__REQUIRED WORK__
Locate the string "from" in the listing below. Copy every line where it is found.

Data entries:
--
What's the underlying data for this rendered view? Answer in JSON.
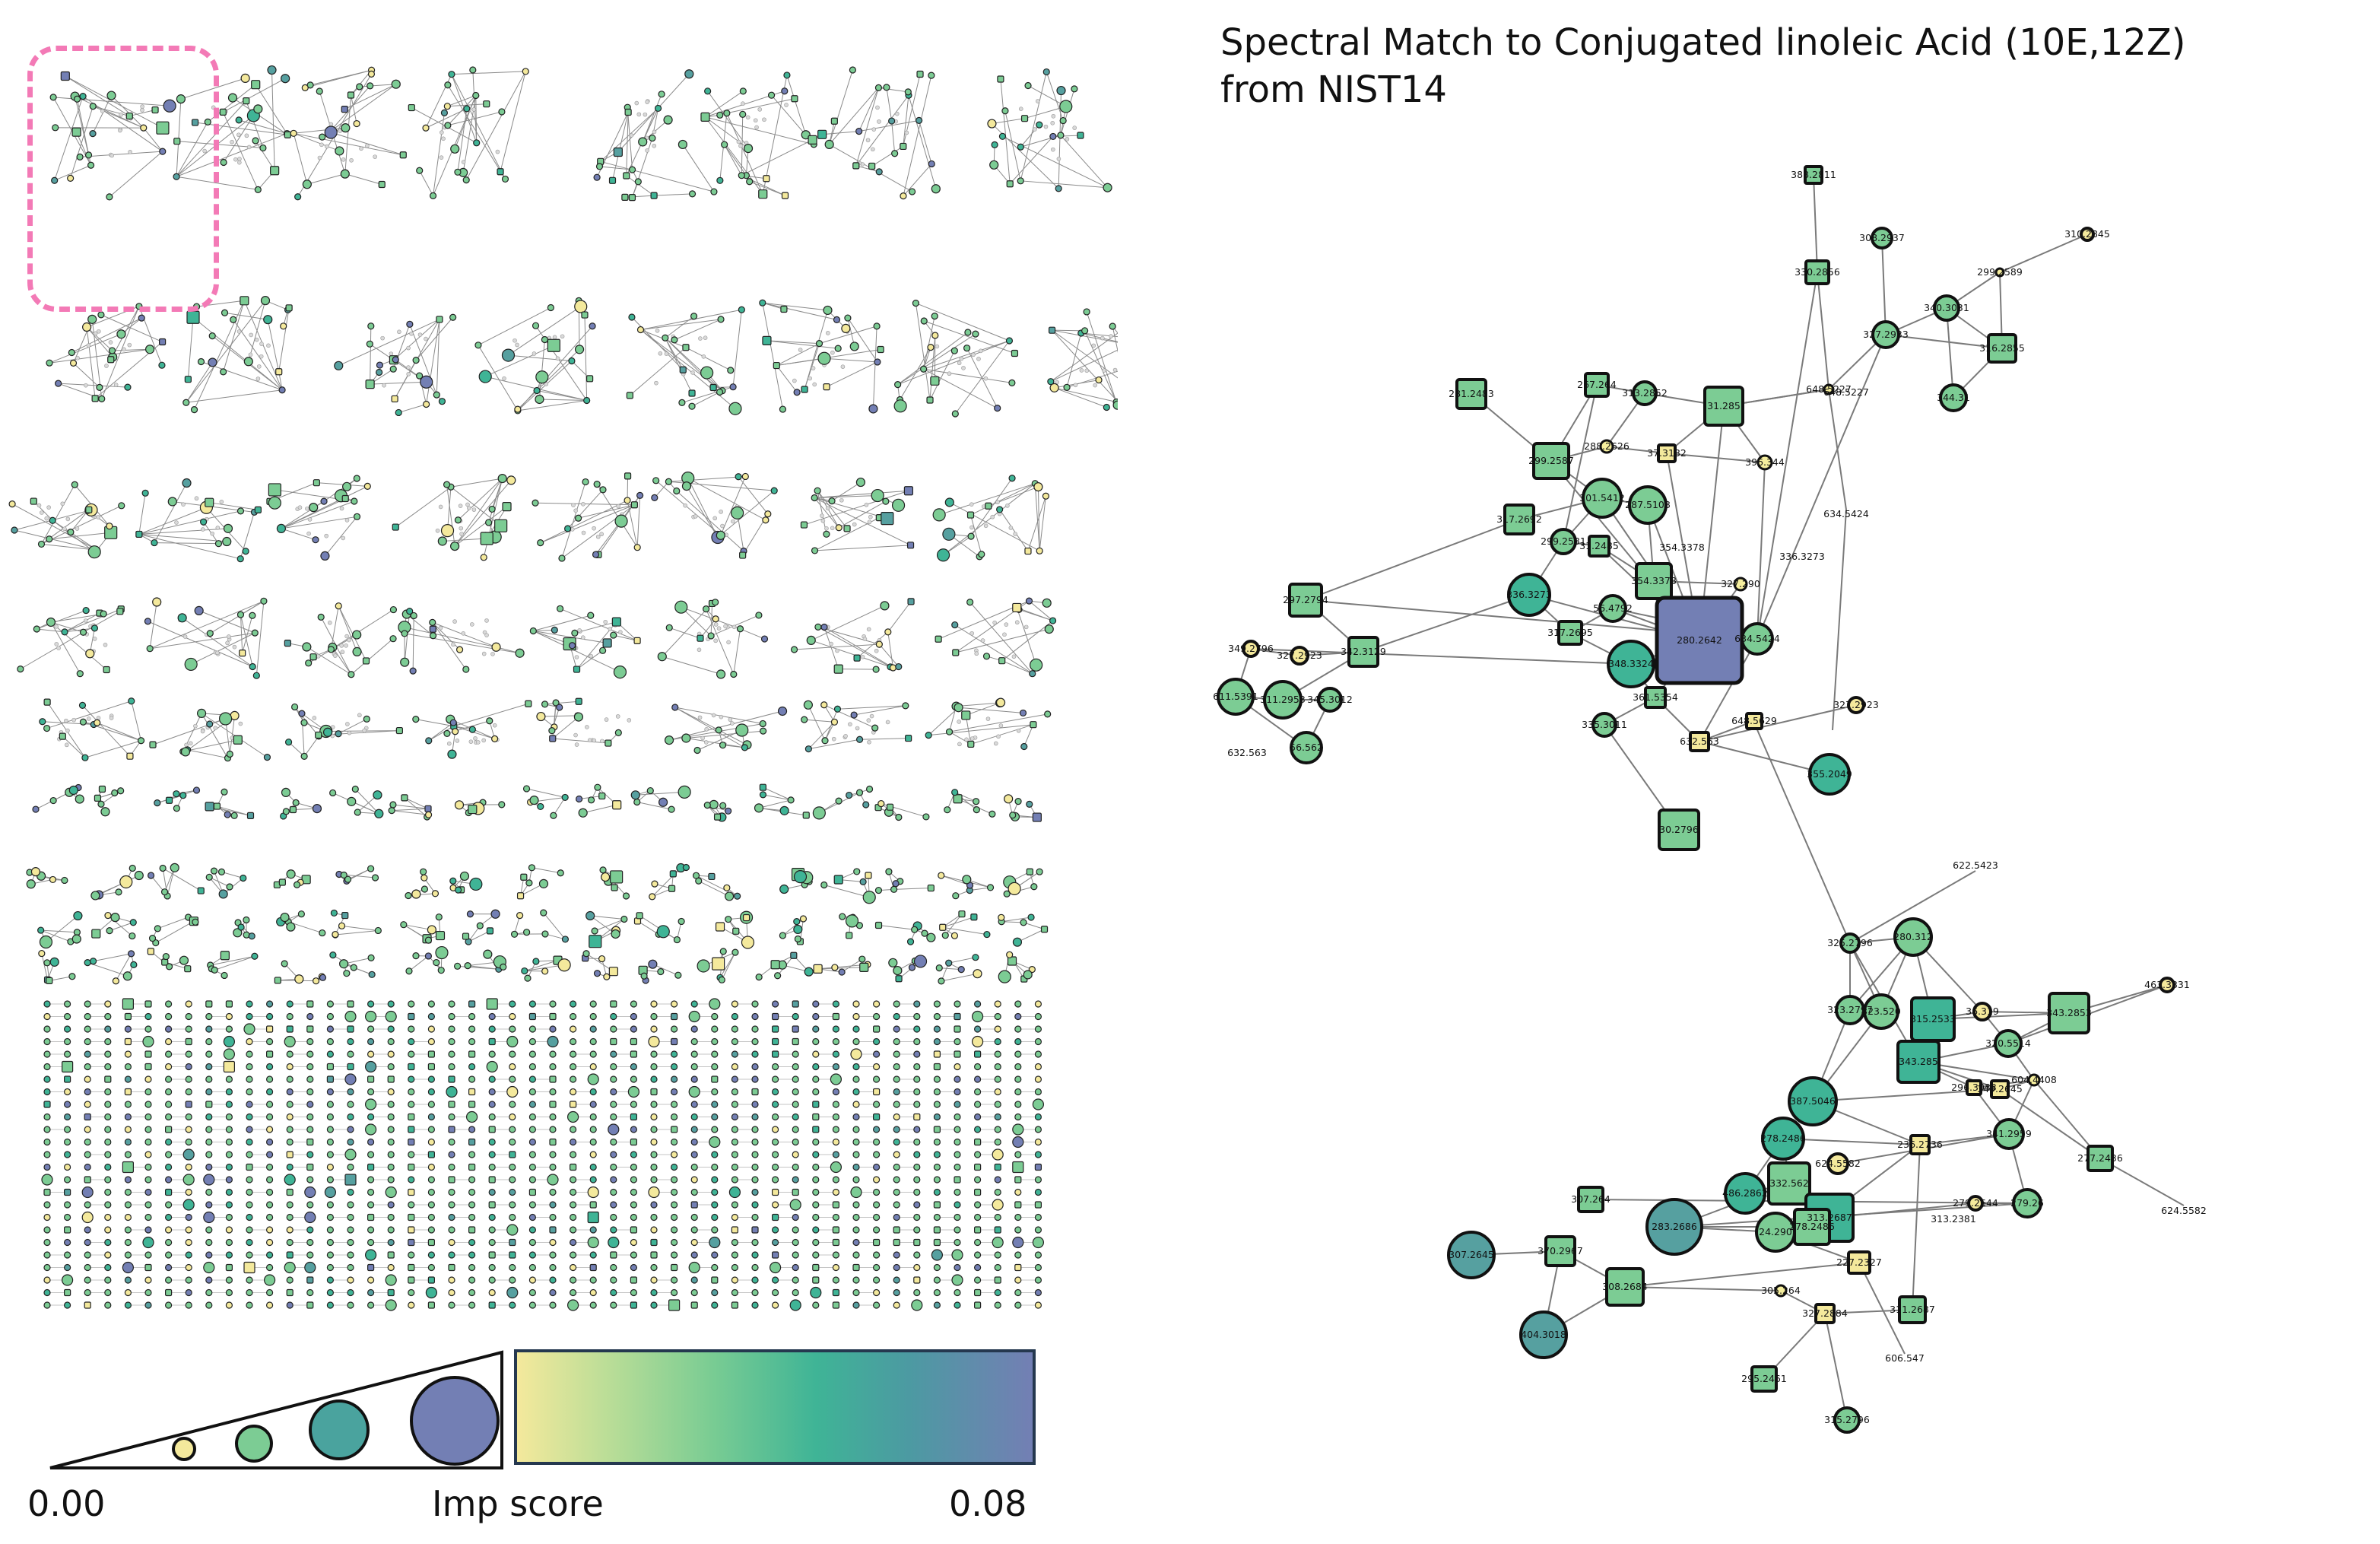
{
  "figure": {
    "title_line1": "Spectral Match to Conjugated linoleic Acid (10E,12Z)",
    "title_line2": "from NIST14",
    "legend": {
      "min_label": "0.00",
      "max_label": "0.08",
      "score_label": "Imp score"
    },
    "colors": {
      "low": "#f4e99c",
      "mid_low": "#7ccc94",
      "mid": "#3fb496",
      "mid_high": "#56a0a0",
      "high": "#737fb4",
      "edge": "#7a7a7a",
      "highlight": "#f37ab6"
    }
  },
  "cluster_a": {
    "hub": "280.2642",
    "labels": [
      "388.2811",
      "308.2937",
      "310.2845",
      "330.2856",
      "299.2589",
      "340.3031",
      "327.2933",
      "316.2855",
      "344.31",
      "281.2483",
      "267.264",
      "313.2852",
      "31.285",
      "299.2587",
      "288.2626",
      "37.3182",
      "396.344",
      "648.5227",
      "317.2692",
      "301.5412",
      "287.5108",
      "299.2581",
      "31.2485",
      "354.3378",
      "336.3273",
      "297.2794",
      "327.290",
      "317.2695",
      "56.4792",
      "634.5424",
      "349.2796",
      "327.2923",
      "342.3129",
      "348.3324",
      "611.5391",
      "311.2953",
      "345.3012",
      "630.5776",
      "56.562",
      "361.5354",
      "335.3011",
      "632.563",
      "648.5629",
      "327.2923",
      "355.2049",
      "30.2796",
      "326.2347",
      "323.259",
      "263.237"
    ]
  },
  "cluster_b": {
    "labels": [
      "622.5423",
      "325.2796",
      "280.312",
      "463.3331",
      "323.2797",
      "323.520",
      "315.2533",
      "36.319",
      "343.2853",
      "320.5514",
      "343.285",
      "387.5046",
      "296.3033",
      "349.2645",
      "604.4408",
      "278.2486",
      "236.2736",
      "341.2959",
      "277.2436",
      "624.5582",
      "486.2862",
      "332.562",
      "307.264",
      "313.2687",
      "279.2328",
      "279.2644",
      "384.295",
      "279.26",
      "313.2381",
      "283.2686",
      "278.2486",
      "24.290",
      "307.2645",
      "370.2967",
      "227.2327",
      "308.2684",
      "305.264",
      "327.2884",
      "311.2687",
      "404.3018",
      "327.264",
      "606.547",
      "295.2461",
      "315.2796"
    ]
  }
}
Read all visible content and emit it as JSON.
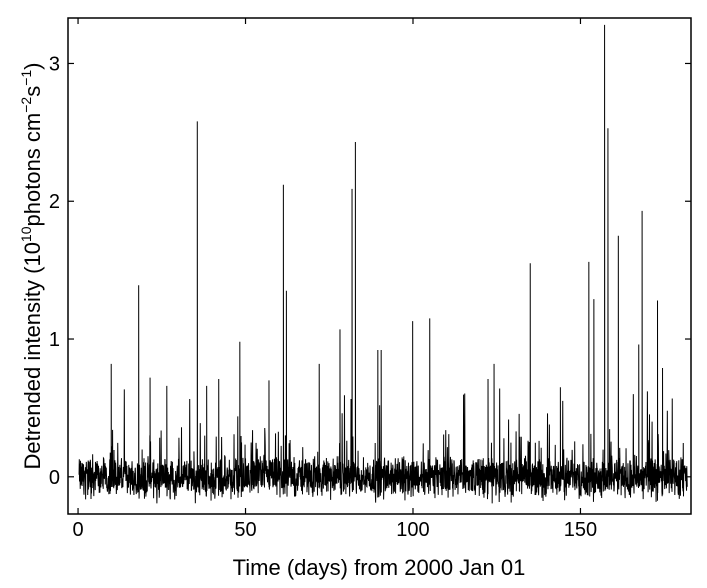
{
  "chart_data": {
    "type": "line",
    "title": "",
    "xlabel": "Time (days) from 2000 Jan 01",
    "ylabel": {
      "main": "Detrended intensity (10",
      "exp1": "10",
      "unit": "photons cm",
      "exp2": "−2",
      "s": "s",
      "exp3": "−1",
      "close": ")"
    },
    "xlim": [
      -3,
      183
    ],
    "ylim": [
      -0.27,
      3.33
    ],
    "xticks": [
      0,
      50,
      100,
      150
    ],
    "yticks": [
      0,
      1,
      2,
      3
    ],
    "grid": false,
    "legend": "none",
    "line_color": "#000000",
    "series": [
      {
        "name": "",
        "note": "noisy baseline near zero (about -0.2 to 0.2) with occasional flare spikes",
        "spikes": [
          {
            "x": 9.9,
            "y": 0.82
          },
          {
            "x": 18.1,
            "y": 1.39
          },
          {
            "x": 21.5,
            "y": 0.72
          },
          {
            "x": 26.5,
            "y": 0.66
          },
          {
            "x": 35.6,
            "y": 2.58
          },
          {
            "x": 38.4,
            "y": 0.66
          },
          {
            "x": 42.0,
            "y": 0.71
          },
          {
            "x": 48.3,
            "y": 0.98
          },
          {
            "x": 57.0,
            "y": 0.7
          },
          {
            "x": 61.3,
            "y": 2.12
          },
          {
            "x": 62.2,
            "y": 1.35
          },
          {
            "x": 72.0,
            "y": 0.82
          },
          {
            "x": 78.2,
            "y": 1.07
          },
          {
            "x": 81.8,
            "y": 2.09
          },
          {
            "x": 82.8,
            "y": 2.43
          },
          {
            "x": 89.5,
            "y": 0.92
          },
          {
            "x": 90.5,
            "y": 0.92
          },
          {
            "x": 99.9,
            "y": 1.13
          },
          {
            "x": 105.0,
            "y": 1.15
          },
          {
            "x": 122.4,
            "y": 0.71
          },
          {
            "x": 124.2,
            "y": 0.82
          },
          {
            "x": 135.0,
            "y": 1.55
          },
          {
            "x": 144.0,
            "y": 0.65
          },
          {
            "x": 152.5,
            "y": 1.56
          },
          {
            "x": 154.0,
            "y": 1.29
          },
          {
            "x": 157.2,
            "y": 3.28
          },
          {
            "x": 158.2,
            "y": 2.53
          },
          {
            "x": 161.3,
            "y": 1.75
          },
          {
            "x": 167.4,
            "y": 0.96
          },
          {
            "x": 168.4,
            "y": 1.93
          },
          {
            "x": 173.0,
            "y": 1.28
          },
          {
            "x": 174.5,
            "y": 0.79
          }
        ]
      }
    ]
  }
}
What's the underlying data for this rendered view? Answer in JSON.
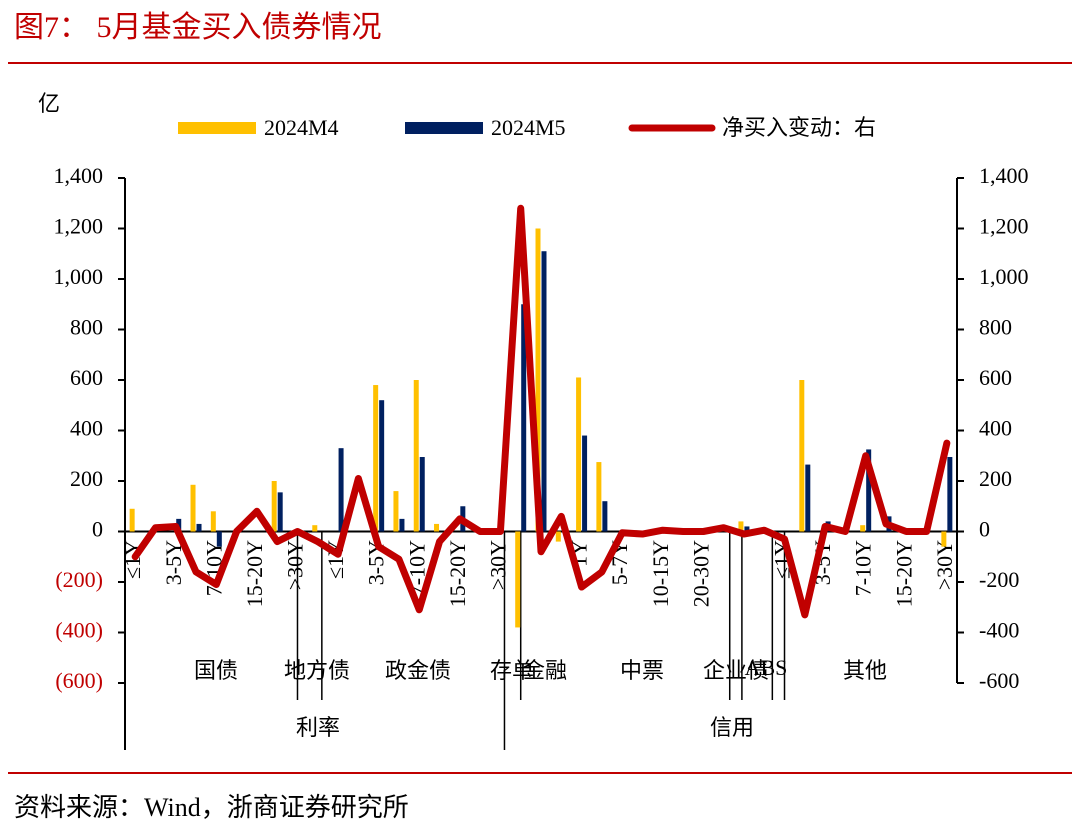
--
__REPLY TO THE EXERCISE__
    "title_line2": "from NIST14",
    "xlabel": "Time (days) from 2000 Jan 01",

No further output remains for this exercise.